◆ EXERCISE PROMPT:
Can you give all the records again without altering a single character?

◆ EXTRACTED MATERIAL:

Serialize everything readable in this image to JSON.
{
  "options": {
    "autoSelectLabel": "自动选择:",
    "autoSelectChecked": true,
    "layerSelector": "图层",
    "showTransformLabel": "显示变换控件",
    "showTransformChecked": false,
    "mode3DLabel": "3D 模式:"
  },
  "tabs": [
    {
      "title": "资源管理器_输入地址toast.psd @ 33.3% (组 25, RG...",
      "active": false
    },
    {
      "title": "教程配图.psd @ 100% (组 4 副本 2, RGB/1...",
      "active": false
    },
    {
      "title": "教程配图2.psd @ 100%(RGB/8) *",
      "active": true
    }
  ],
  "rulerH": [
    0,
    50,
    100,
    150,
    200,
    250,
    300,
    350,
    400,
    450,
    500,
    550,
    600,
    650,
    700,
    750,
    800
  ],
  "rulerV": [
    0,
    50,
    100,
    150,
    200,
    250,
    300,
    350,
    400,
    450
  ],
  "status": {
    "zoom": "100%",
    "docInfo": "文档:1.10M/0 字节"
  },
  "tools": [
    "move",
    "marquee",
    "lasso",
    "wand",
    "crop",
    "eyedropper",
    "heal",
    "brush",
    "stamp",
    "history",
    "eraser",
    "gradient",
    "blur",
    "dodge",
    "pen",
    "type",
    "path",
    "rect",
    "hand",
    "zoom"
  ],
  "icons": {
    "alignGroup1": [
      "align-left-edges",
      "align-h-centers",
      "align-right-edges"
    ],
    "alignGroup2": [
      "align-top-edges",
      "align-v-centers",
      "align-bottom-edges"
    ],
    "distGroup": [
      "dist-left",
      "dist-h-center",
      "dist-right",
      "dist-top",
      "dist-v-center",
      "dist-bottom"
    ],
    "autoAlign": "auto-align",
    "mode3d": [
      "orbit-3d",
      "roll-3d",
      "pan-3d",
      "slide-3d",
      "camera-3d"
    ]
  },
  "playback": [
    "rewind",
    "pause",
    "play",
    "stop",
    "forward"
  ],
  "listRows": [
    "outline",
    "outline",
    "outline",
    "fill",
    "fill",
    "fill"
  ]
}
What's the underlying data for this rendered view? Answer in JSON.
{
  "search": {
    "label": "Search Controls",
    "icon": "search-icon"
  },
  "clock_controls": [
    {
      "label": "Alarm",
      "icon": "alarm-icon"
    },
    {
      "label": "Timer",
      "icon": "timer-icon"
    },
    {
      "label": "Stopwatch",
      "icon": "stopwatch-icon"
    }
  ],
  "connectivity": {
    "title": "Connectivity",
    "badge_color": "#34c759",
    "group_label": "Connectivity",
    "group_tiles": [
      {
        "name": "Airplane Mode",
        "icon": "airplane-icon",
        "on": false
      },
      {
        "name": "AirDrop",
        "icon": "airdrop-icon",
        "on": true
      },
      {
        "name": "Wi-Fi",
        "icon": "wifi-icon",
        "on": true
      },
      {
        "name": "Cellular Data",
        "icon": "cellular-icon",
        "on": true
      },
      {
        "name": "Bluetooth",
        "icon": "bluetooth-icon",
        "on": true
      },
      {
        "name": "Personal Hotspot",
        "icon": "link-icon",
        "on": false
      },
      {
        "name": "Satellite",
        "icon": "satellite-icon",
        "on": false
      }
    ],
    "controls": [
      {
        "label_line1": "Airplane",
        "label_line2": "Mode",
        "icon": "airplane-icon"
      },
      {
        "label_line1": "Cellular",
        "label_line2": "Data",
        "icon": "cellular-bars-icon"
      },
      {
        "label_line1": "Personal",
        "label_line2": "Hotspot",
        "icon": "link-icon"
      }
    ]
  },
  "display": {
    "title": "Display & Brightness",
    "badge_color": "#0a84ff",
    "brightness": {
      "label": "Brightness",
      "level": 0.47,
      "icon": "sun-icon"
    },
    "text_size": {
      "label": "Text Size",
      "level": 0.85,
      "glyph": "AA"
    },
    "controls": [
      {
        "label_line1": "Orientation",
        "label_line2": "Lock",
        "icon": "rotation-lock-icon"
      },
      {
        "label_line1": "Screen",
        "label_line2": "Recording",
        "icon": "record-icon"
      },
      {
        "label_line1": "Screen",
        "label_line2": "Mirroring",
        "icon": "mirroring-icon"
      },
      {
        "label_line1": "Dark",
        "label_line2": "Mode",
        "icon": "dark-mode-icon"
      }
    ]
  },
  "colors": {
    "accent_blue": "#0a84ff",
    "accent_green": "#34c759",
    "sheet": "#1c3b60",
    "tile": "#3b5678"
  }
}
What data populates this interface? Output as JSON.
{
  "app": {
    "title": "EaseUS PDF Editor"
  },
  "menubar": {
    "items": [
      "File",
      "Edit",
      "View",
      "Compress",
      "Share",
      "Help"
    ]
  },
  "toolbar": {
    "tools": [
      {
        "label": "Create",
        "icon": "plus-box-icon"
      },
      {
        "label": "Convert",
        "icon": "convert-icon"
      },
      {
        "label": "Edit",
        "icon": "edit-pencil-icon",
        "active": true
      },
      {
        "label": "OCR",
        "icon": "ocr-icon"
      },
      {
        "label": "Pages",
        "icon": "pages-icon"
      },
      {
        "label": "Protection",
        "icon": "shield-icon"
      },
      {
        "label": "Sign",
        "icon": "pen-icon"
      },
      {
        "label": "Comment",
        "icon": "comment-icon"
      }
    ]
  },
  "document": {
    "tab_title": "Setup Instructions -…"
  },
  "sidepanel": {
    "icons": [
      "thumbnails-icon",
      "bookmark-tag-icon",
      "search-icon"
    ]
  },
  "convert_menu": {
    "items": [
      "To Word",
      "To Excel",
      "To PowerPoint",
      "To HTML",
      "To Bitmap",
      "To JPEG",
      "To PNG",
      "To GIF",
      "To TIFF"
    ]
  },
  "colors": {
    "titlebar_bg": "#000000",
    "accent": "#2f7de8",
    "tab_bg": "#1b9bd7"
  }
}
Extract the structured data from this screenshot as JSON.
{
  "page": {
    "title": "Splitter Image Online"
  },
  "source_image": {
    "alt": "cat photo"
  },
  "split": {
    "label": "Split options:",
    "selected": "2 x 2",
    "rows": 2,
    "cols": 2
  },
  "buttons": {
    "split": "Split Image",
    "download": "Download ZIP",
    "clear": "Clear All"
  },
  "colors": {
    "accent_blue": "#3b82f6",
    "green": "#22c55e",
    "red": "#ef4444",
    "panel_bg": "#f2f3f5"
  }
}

◆ THE COMPLETED TASK:
Serialize everything readable in this image to JSON.
{
  "options": {
    "autoSelectLabel": "自动选择:",
    "autoSelectChecked": true,
    "layerSelector": "图层",
    "showTransformLabel": "显示变换控件",
    "showTransformChecked": false,
    "mode3DLabel": "3D 模式:"
  },
  "tabs": [
    {
      "title": "资源管理器_输入地址toast.psd @ 33.3% (组 25, RG...",
      "active": false
    },
    {
      "title": "教程配图.psd @ 100% (组 4 副本 2, RGB/1...",
      "active": false
    },
    {
      "title": "教程配图2.psd @ 100%(RGB/8) *",
      "active": true
    }
  ],
  "rulerH": [
    0,
    50,
    100,
    150,
    200,
    250,
    300,
    350,
    400,
    450,
    500,
    550,
    600,
    650,
    700,
    750,
    800
  ],
  "rulerV": [
    0,
    50,
    100,
    150,
    200,
    250,
    300,
    350,
    400,
    450
  ],
  "status": {
    "zoom": "100%",
    "docInfo": "文档:1.10M/0 字节"
  },
  "tools": [
    "move",
    "marquee",
    "lasso",
    "wand",
    "crop",
    "eyedropper",
    "heal",
    "brush",
    "stamp",
    "history",
    "eraser",
    "gradient",
    "blur",
    "dodge",
    "pen",
    "type",
    "path",
    "rect",
    "hand",
    "zoom"
  ],
  "icons": {
    "alignGroup1": [
      "align-left-edges",
      "align-h-centers",
      "align-right-edges"
    ],
    "alignGroup2": [
      "align-top-edges",
      "align-v-centers",
      "align-bottom-edges"
    ],
    "distGroup": [
      "dist-left",
      "dist-h-center",
      "dist-right",
      "dist-top",
      "dist-v-center",
      "dist-bottom"
    ],
    "autoAlign": "auto-align",
    "mode3d": [
      "orbit-3d",
      "roll-3d",
      "pan-3d",
      "slide-3d",
      "camera-3d"
    ]
  },
  "playback": [
    "rewind",
    "pause",
    "play",
    "stop",
    "forward"
  ],
  "listRows": [
    "outline",
    "outline",
    "outline",
    "fill",
    "fill",
    "fill"
  ]
}
What's the underlying data for this rendered view? Answer in JSON.
{
  "search": {
    "label": "Search Controls",
    "icon": "search-icon"
  },
  "clock_controls": [
    {
      "label": "Alarm",
      "icon": "alarm-icon"
    },
    {
      "label": "Timer",
      "icon": "timer-icon"
    },
    {
      "label": "Stopwatch",
      "icon": "stopwatch-icon"
    }
  ],
  "connectivity": {
    "title": "Connectivity",
    "badge_color": "#34c759",
    "group_label": "Connectivity",
    "group_tiles": [
      {
        "name": "Airplane Mode",
        "icon": "airplane-icon",
        "on": false
      },
      {
        "name": "AirDrop",
        "icon": "airdrop-icon",
        "on": true
      },
      {
        "name": "Wi-Fi",
        "icon": "wifi-icon",
        "on": true
      },
      {
        "name": "Cellular Data",
        "icon": "cellular-icon",
        "on": true
      },
      {
        "name": "Bluetooth",
        "icon": "bluetooth-icon",
        "on": true
      },
      {
        "name": "Personal Hotspot",
        "icon": "link-icon",
        "on": false
      },
      {
        "name": "Satellite",
        "icon": "satellite-icon",
        "on": false
      }
    ],
    "controls": [
      {
        "label_line1": "Airplane",
        "label_line2": "Mode",
        "icon": "airplane-icon"
      },
      {
        "label_line1": "Cellular",
        "label_line2": "Data",
        "icon": "cellular-bars-icon"
      },
      {
        "label_line1": "Personal",
        "label_line2": "Hotspot",
        "icon": "link-icon"
      }
    ]
  },
  "display": {
    "title": "Display & Brightness",
    "badge_color": "#0a84ff",
    "brightness": {
      "label": "Brightness",
      "level": 0.47,
      "icon": "sun-icon"
    },
    "text_size": {
      "label": "Text Size",
      "level": 0.85,
      "glyph": "AA"
    },
    "controls": [
      {
        "label_line1": "Orientation",
        "label_line2": "Lock",
        "icon": "rotation-lock-icon"
      },
      {
        "label_line1": "Screen",
        "label_line2": "Recording",
        "icon": "record-icon"
      },
      {
        "label_line1": "Screen",
        "label_line2": "Mirroring",
        "icon": "mirroring-icon"
      },
      {
        "label_line1": "Dark",
        "label_line2": "Mode",
        "icon": "dark-mode-icon"
      }
    ]
  },
  "colors": {
    "accent_blue": "#0a84ff",
    "accent_green": "#34c759",
    "sheet": "#1c3b60",
    "tile": "#3b5678"
  }
}
What data populates this interface? Output as JSON.
{
  "app": {
    "title": "EaseUS PDF Editor"
  },
  "menubar": {
    "items": [
      "File",
      "Edit",
      "View",
      "Compress",
      "Share",
      "Help"
    ]
  },
  "toolbar": {
    "tools": [
      {
        "label": "Create",
        "icon": "plus-box-icon"
      },
      {
        "label": "Convert",
        "icon": "convert-icon"
      },
      {
        "label": "Edit",
        "icon": "edit-pencil-icon",
        "active": true
      },
      {
        "label": "OCR",
        "icon": "ocr-icon"
      },
      {
        "label": "Pages",
        "icon": "pages-icon"
      },
      {
        "label": "Protection",
        "icon": "shield-icon"
      },
      {
        "label": "Sign",
        "icon": "pen-icon"
      },
      {
        "label": "Comment",
        "icon": "comment-icon"
      }
    ]
  },
  "document": {
    "tab_title": "Setup Instructions -…"
  },
  "sidepanel": {
    "icons": [
      "thumbnails-icon",
      "bookmark-tag-icon",
      "search-icon"
    ]
  },
  "convert_menu": {
    "items": [
      "To Word",
      "To Excel",
      "To PowerPoint",
      "To HTML",
      "To Bitmap",
      "To JPEG",
      "To PNG",
      "To GIF",
      "To TIFF"
    ]
  },
  "colors": {
    "titlebar_bg": "#000000",
    "accent": "#2f7de8",
    "tab_bg": "#1b9bd7"
  }
}
Extract the structured data from this screenshot as JSON.
{
  "page": {
    "title": "Splitter Image Online"
  },
  "source_image": {
    "alt": "cat photo"
  },
  "split": {
    "label": "Split options:",
    "selected": "2 x 2",
    "rows": 2,
    "cols": 2
  },
  "buttons": {
    "split": "Split Image",
    "download": "Download ZIP",
    "clear": "Clear All"
  },
  "colors": {
    "accent_blue": "#3b82f6",
    "green": "#22c55e",
    "red": "#ef4444",
    "panel_bg": "#f2f3f5"
  }
}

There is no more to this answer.